**Quoted text:**
What makes this game so good?
Ease of set up
Brevity of play
Easy to explain to anybody
All ages can enjoy (our five year old holds the high score)
Small size. This game will travel with us.
It’s a 2 player delight! And not just two players who are taking a break from chess or Mage Wars. Any 2 players can enjoy this one.
There’s an app for the game! Are 2 players still a stretch? Solo play! Or online cross-platform multiplayer!
Stronghold 2nd ed.
Although they look like completely different games, Patchwork and Stronghold have a few things in common. They’re both 2 player only games. They both utilize time as a form of economy, with Stronghold using little blue wooden hourglasses. And, most importantly, they both involve building siege weapons and fighting back your enemy’s Orcs.
I’ve been reading the Ranger’s Apprentice books to my son at bedtime, and the 2nd edition of Ignacy Trzewiczek’s 2009 game came out at just the right time. We were reading book six and were at the climactic siege of Castle Macindaw as this game arrived in our house. We quickly hurled everything off of the dining table in a berserker rage and began to set up the sprawling board for a bit of rapid medieval warfare.

**Provided material:**
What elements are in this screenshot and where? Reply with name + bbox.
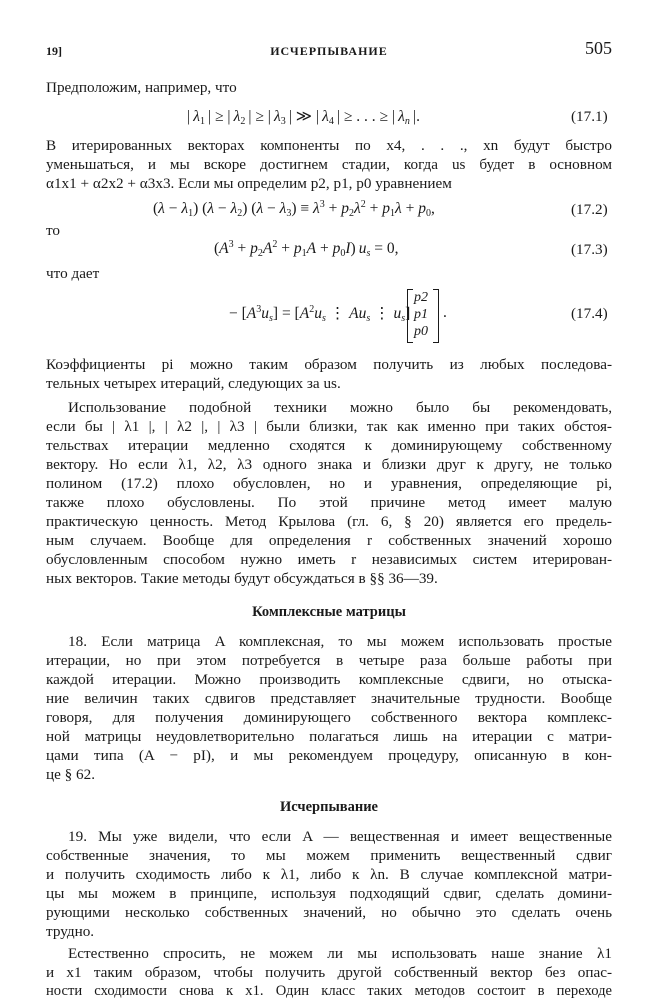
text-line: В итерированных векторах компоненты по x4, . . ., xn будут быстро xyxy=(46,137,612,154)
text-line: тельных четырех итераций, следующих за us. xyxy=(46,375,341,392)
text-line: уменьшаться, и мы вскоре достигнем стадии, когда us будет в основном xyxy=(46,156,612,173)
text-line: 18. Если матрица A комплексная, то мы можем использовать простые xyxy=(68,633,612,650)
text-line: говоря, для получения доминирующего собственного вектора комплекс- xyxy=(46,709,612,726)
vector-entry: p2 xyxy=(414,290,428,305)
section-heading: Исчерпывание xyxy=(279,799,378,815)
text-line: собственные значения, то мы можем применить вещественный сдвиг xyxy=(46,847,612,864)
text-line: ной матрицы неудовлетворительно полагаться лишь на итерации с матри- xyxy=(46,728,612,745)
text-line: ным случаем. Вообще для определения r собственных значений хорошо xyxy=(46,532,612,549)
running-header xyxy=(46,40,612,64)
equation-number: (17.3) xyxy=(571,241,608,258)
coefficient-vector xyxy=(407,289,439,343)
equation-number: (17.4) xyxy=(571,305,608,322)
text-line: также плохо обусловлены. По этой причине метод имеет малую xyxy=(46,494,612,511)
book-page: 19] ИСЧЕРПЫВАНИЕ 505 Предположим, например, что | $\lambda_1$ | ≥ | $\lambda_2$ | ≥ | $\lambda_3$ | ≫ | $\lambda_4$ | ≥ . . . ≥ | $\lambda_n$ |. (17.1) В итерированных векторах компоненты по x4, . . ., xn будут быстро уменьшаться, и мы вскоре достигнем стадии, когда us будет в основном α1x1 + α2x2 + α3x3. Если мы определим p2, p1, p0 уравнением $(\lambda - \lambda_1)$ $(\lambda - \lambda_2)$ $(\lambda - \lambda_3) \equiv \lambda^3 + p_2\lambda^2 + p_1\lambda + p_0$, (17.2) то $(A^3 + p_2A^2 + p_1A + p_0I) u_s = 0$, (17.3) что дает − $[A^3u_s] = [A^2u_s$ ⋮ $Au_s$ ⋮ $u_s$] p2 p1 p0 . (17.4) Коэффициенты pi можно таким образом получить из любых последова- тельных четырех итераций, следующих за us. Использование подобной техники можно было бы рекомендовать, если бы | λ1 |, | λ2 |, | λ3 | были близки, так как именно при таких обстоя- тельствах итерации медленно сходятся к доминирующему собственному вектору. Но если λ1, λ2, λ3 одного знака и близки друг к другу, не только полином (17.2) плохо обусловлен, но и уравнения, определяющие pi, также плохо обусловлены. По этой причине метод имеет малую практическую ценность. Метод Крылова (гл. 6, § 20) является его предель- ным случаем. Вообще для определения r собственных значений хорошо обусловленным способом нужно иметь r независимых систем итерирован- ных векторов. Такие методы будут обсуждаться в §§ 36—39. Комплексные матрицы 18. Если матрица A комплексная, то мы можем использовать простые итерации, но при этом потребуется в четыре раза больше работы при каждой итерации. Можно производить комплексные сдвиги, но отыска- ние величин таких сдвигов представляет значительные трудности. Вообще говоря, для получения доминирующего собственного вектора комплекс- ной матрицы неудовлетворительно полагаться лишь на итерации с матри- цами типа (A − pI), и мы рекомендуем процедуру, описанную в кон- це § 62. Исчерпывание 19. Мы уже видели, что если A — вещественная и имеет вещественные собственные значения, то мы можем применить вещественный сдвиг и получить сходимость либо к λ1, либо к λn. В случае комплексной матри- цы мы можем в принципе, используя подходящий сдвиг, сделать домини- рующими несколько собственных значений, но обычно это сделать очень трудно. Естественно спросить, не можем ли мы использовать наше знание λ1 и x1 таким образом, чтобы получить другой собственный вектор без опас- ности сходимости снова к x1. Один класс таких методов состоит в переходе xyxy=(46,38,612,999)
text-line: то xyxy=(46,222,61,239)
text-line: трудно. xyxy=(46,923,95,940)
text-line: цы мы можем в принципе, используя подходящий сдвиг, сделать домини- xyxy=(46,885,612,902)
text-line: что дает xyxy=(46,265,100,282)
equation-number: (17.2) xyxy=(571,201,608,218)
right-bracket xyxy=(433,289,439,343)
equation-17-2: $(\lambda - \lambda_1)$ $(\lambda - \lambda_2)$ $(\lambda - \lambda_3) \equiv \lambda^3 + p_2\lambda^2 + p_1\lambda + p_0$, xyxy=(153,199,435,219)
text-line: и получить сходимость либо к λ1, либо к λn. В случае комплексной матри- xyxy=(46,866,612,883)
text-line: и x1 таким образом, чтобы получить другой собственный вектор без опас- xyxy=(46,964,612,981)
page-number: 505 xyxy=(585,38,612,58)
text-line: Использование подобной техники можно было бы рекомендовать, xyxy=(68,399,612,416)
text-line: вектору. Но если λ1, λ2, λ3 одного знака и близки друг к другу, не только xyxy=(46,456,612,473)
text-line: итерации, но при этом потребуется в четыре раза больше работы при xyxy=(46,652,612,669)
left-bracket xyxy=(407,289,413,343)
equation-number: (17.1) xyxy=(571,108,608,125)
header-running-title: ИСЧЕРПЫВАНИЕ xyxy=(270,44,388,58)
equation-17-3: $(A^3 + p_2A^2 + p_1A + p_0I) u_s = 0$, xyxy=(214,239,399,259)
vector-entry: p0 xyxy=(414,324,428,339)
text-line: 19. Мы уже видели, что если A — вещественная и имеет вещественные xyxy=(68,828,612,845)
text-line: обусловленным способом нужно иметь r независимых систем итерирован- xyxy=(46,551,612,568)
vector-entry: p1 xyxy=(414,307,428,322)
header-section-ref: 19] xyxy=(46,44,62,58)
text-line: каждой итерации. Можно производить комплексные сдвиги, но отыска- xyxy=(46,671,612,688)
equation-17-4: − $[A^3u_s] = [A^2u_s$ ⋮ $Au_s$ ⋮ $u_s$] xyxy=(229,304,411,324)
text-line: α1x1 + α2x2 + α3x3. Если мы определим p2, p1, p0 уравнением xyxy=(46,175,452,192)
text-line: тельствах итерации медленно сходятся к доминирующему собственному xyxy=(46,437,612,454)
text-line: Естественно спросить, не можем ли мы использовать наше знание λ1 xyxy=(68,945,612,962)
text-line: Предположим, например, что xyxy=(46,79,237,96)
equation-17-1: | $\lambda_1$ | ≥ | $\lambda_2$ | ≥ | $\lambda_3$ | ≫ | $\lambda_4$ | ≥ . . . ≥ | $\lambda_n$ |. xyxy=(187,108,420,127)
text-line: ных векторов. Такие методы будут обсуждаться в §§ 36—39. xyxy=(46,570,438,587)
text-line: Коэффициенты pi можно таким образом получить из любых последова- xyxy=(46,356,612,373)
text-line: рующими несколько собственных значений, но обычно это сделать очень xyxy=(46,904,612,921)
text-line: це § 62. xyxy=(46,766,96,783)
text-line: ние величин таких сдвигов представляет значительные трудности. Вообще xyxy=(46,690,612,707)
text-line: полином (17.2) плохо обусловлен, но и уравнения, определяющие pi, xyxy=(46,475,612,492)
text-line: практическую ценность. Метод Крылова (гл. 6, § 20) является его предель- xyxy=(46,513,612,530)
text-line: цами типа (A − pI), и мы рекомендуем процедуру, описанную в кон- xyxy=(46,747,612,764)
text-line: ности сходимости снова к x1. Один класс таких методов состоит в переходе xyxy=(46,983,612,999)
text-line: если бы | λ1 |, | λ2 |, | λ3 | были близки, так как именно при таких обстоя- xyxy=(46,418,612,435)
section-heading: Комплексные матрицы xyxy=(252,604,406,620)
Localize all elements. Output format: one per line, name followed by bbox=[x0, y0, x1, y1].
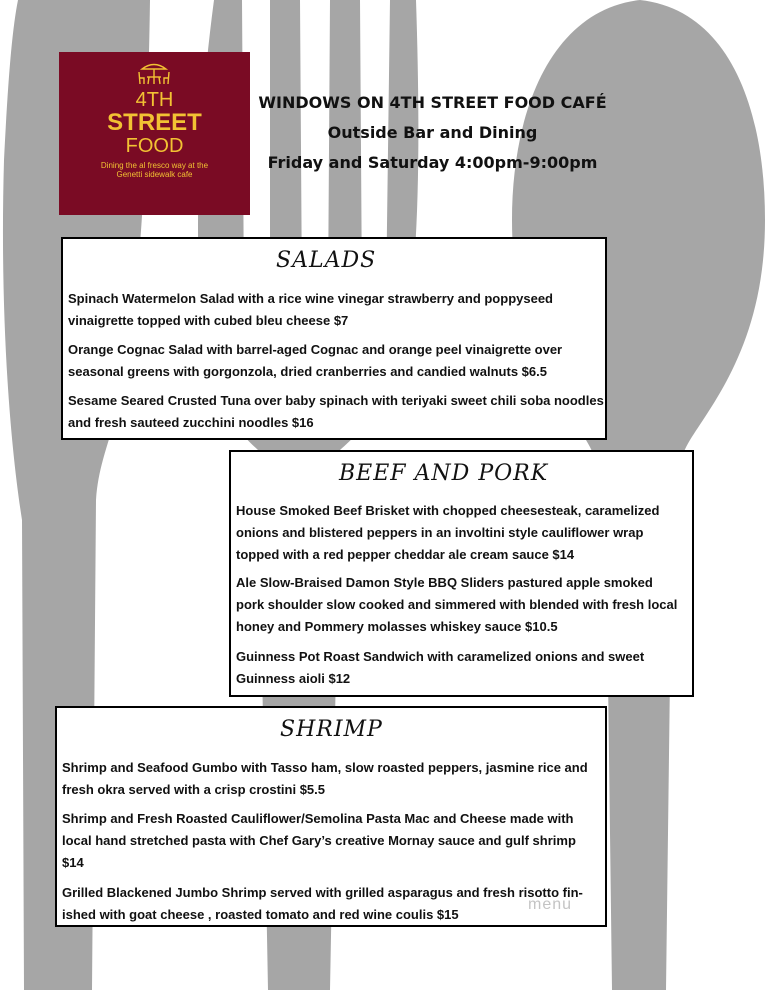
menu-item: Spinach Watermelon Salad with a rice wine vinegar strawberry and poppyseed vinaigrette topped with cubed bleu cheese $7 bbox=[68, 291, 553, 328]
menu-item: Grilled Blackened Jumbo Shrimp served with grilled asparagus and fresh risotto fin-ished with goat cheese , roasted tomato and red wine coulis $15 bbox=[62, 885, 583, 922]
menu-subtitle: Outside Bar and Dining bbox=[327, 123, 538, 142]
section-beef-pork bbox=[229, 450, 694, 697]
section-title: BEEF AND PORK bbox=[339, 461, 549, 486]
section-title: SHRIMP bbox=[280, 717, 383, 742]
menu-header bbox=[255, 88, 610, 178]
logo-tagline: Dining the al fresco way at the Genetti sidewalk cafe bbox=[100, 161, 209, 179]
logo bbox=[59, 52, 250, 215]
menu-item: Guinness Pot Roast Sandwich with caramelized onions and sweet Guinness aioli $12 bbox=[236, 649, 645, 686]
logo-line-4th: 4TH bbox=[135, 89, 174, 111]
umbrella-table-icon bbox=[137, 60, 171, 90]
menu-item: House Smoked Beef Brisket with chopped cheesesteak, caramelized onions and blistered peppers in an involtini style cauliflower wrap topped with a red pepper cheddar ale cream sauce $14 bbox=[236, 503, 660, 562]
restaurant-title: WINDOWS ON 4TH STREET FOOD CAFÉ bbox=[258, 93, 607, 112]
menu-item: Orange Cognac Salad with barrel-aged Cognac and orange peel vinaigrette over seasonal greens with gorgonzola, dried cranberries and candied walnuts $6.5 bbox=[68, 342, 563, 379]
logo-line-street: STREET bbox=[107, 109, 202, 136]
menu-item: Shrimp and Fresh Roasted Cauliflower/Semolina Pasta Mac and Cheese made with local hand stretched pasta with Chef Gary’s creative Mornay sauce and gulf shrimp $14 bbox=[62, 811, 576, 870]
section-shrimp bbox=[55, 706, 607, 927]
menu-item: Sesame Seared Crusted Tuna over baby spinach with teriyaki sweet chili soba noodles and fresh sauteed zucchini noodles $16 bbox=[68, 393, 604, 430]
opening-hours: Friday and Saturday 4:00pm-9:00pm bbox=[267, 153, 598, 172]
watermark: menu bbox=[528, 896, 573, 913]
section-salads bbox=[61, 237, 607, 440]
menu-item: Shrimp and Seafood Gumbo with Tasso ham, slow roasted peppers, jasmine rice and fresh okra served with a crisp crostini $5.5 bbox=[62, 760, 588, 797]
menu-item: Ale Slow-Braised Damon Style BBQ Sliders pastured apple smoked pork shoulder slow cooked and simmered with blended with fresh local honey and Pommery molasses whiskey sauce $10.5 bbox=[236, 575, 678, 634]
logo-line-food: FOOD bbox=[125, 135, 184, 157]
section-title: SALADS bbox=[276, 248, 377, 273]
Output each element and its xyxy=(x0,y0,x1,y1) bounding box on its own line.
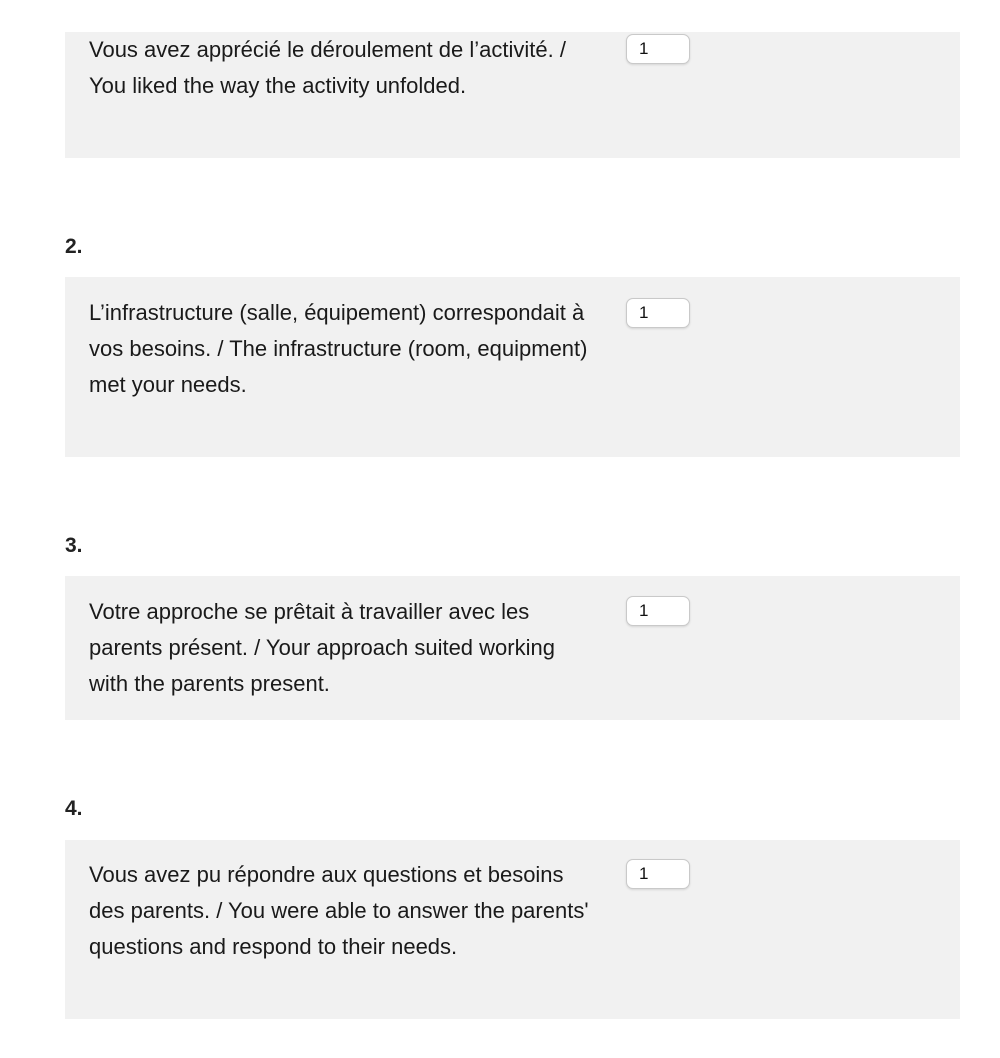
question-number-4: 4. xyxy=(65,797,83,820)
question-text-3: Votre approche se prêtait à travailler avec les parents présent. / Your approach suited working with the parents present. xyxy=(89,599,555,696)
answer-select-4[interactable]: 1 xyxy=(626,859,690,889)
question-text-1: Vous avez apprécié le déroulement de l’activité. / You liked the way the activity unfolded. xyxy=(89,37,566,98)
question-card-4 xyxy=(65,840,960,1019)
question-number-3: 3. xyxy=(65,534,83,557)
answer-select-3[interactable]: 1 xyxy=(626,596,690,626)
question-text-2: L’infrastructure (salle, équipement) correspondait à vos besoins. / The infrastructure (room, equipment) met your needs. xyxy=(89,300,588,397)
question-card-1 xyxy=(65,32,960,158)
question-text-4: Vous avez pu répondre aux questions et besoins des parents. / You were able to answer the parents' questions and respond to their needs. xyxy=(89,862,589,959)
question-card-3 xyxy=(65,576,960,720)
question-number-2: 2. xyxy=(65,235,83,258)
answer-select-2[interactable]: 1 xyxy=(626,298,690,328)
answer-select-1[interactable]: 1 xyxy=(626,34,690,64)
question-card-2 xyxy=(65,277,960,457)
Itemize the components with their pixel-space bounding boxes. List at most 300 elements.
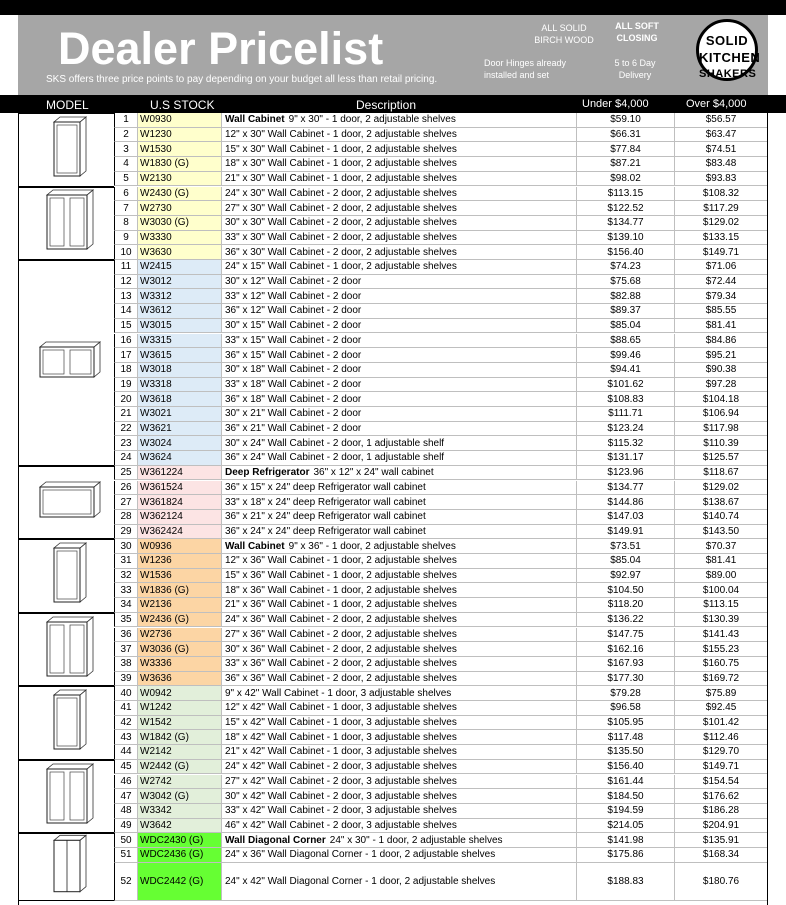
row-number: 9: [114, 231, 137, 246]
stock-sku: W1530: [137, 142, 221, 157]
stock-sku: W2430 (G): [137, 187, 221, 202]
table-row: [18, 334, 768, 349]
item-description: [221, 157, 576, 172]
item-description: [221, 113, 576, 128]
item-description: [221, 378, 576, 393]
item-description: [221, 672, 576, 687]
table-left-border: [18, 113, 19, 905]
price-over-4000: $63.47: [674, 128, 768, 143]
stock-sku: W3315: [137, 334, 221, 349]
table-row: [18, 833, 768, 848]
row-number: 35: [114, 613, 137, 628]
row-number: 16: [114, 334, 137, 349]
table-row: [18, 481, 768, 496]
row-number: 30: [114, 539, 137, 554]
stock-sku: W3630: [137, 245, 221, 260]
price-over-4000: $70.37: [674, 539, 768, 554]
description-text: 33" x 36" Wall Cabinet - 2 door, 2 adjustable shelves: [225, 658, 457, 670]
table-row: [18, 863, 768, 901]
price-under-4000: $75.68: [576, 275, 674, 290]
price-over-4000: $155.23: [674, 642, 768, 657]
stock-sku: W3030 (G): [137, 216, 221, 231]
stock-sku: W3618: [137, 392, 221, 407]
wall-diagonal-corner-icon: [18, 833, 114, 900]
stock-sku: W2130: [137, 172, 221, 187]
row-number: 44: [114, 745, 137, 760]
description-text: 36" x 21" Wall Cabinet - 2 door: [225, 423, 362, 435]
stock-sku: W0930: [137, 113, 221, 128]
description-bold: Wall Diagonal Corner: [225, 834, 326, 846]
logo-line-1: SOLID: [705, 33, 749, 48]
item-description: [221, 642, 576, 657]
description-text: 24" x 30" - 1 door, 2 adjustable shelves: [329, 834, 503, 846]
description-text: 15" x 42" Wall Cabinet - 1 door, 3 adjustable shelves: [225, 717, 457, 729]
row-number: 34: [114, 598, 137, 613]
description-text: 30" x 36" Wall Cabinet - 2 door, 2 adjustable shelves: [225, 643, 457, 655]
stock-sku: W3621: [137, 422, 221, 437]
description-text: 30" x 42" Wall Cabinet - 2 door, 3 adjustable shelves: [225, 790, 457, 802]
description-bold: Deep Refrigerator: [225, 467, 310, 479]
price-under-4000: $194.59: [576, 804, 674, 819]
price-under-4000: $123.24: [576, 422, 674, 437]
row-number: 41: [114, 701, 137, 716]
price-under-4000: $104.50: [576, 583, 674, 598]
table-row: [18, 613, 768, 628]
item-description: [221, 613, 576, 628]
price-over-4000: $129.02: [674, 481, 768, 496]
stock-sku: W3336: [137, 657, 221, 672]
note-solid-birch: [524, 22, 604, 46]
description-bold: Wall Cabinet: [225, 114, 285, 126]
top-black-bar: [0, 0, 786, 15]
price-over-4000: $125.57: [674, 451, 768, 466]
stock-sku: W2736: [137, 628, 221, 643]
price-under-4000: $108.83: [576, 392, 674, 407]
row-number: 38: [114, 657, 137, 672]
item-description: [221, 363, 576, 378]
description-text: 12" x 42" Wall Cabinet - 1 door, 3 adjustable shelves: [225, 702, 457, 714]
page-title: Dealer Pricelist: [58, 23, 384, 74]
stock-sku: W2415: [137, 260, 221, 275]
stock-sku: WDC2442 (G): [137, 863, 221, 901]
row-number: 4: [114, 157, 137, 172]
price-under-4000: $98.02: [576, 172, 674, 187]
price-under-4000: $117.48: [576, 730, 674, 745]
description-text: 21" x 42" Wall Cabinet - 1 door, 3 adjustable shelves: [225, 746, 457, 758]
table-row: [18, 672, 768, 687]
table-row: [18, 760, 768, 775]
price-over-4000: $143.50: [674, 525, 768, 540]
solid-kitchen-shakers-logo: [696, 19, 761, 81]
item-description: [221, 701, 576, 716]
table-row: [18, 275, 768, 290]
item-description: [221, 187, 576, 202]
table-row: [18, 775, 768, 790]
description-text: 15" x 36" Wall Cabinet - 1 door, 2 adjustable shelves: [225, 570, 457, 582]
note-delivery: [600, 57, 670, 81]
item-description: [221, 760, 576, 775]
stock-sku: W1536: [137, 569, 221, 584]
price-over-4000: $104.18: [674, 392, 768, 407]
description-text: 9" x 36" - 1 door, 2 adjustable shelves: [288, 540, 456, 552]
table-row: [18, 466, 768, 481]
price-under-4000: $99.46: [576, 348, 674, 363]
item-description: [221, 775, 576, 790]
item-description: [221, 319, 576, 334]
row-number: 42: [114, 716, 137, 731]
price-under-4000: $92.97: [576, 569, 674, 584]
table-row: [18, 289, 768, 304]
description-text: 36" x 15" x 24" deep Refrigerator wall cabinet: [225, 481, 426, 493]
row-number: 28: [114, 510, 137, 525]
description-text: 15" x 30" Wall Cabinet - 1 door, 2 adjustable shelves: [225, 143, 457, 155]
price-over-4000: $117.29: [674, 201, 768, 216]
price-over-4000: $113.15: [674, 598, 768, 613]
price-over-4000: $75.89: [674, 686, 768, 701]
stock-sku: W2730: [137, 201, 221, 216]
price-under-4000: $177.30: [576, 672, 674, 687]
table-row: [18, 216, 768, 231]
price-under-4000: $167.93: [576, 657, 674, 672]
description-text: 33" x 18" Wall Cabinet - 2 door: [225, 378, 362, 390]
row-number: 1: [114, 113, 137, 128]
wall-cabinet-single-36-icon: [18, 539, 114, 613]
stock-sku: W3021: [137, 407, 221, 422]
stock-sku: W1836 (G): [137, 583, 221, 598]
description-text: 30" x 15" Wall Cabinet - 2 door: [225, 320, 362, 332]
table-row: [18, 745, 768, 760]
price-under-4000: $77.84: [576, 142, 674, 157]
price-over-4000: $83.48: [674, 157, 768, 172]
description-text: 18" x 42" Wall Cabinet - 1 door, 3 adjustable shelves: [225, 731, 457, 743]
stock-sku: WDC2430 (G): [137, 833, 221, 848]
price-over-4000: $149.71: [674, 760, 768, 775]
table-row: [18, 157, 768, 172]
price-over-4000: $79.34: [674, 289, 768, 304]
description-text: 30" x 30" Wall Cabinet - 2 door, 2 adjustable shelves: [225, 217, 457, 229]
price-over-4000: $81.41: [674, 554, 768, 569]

**Exercise aim:** Substitute "seven year old" for "five year old" in the game review, starting with "Ease of set" and going on through "travel with us.", and write out that passage. The entries have no connection to the game review.

**Task response:**
Ease of set up
Brevity of play
Easy to explain to anybody
All ages can enjoy (our seven year old holds the high score)
Small size. This game will travel with us.